Using the data below, copy each line that includes the word "JSON".

— begin MATERIAL FOR THIS TASK —

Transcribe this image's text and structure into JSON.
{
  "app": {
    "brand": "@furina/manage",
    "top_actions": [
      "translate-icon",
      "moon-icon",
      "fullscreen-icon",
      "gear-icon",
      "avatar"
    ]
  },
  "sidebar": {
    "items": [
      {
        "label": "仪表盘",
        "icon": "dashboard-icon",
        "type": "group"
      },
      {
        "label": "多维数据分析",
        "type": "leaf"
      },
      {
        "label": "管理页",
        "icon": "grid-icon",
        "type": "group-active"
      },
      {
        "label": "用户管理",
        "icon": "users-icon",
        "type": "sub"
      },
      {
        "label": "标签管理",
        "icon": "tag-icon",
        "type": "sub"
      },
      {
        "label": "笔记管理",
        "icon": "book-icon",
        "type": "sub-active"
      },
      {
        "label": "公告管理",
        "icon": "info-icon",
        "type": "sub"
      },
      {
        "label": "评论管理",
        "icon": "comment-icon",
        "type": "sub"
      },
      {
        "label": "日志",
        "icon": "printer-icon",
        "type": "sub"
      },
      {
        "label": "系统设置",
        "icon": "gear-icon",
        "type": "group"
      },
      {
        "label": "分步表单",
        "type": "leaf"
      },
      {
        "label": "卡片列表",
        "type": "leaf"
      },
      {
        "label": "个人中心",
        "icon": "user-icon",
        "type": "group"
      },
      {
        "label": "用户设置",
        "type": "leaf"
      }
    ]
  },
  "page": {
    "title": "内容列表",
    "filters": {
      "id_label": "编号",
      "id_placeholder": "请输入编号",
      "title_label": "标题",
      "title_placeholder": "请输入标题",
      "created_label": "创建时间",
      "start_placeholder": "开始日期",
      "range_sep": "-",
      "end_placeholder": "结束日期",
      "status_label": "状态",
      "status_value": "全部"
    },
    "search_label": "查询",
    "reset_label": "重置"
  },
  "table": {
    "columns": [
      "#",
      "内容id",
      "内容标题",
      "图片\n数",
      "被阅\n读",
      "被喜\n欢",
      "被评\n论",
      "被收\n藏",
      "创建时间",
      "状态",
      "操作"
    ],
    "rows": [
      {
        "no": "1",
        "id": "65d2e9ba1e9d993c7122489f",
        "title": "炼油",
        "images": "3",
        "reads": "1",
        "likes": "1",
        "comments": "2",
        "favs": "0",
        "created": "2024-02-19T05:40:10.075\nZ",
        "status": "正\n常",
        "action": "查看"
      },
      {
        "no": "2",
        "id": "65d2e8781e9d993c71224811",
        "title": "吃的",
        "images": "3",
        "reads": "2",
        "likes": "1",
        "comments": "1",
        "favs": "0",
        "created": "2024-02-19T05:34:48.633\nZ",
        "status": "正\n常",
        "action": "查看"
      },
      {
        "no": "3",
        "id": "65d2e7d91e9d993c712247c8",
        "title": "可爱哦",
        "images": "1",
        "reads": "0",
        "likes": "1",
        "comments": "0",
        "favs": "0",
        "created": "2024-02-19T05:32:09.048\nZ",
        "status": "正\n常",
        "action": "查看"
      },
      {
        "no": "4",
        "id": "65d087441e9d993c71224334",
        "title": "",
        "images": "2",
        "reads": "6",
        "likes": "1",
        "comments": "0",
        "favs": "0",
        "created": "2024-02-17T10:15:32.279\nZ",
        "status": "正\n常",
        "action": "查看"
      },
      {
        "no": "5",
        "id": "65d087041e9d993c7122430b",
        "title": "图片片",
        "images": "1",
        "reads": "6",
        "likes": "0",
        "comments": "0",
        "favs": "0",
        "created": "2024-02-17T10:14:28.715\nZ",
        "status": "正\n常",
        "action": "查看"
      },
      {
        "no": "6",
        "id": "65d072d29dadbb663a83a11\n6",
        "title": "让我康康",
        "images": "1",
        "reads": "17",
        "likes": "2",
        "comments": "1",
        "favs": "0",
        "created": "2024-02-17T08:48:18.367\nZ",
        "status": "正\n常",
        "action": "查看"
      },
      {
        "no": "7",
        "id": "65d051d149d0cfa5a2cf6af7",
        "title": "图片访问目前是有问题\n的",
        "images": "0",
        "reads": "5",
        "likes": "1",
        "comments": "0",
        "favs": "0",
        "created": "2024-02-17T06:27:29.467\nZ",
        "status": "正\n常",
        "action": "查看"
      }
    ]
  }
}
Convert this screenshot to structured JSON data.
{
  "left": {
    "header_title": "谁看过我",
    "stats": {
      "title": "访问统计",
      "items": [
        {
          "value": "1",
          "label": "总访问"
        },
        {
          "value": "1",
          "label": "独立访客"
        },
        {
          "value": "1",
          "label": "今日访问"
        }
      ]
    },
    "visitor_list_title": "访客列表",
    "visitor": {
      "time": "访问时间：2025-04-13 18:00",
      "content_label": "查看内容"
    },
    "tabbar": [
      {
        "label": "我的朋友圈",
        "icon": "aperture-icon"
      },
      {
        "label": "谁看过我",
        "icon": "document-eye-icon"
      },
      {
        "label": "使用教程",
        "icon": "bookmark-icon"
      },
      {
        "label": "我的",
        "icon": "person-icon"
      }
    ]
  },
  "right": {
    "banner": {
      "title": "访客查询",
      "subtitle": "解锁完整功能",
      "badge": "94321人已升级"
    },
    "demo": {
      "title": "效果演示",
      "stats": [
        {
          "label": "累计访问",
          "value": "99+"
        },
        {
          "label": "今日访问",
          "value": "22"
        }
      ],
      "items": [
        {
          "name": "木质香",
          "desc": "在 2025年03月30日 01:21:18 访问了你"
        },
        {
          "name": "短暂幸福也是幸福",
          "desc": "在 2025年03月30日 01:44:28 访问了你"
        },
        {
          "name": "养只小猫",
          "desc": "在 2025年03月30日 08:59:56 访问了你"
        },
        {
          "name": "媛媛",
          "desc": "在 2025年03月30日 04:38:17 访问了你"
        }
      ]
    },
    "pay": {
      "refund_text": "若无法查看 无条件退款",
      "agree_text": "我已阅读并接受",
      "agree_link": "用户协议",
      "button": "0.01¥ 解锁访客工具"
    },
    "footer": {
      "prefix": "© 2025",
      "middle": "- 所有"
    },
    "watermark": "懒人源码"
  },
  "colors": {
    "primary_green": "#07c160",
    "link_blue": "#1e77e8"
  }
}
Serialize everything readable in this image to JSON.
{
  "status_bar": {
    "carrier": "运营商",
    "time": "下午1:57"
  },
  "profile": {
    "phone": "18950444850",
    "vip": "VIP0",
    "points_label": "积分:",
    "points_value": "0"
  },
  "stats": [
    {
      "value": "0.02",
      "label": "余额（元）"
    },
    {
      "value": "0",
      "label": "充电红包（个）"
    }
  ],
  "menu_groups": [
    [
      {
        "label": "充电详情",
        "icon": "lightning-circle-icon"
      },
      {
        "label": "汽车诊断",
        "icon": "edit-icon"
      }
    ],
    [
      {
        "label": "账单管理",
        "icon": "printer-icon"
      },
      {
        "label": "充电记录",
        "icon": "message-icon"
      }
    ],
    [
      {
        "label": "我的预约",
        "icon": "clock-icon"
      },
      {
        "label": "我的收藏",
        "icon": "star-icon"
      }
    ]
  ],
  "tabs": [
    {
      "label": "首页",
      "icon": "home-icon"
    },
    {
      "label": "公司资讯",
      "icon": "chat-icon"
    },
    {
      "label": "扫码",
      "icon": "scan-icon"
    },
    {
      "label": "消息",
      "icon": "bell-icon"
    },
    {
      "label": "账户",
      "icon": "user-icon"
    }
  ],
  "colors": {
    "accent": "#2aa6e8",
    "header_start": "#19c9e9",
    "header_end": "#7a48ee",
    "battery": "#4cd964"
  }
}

— end MATERIAL FOR THIS TASK —

▶ _THE RESULT_
Transcribe this image's text and structure into JSON.
Convert this screenshot to structured JSON data.
Serialize everything readable in this image to JSON.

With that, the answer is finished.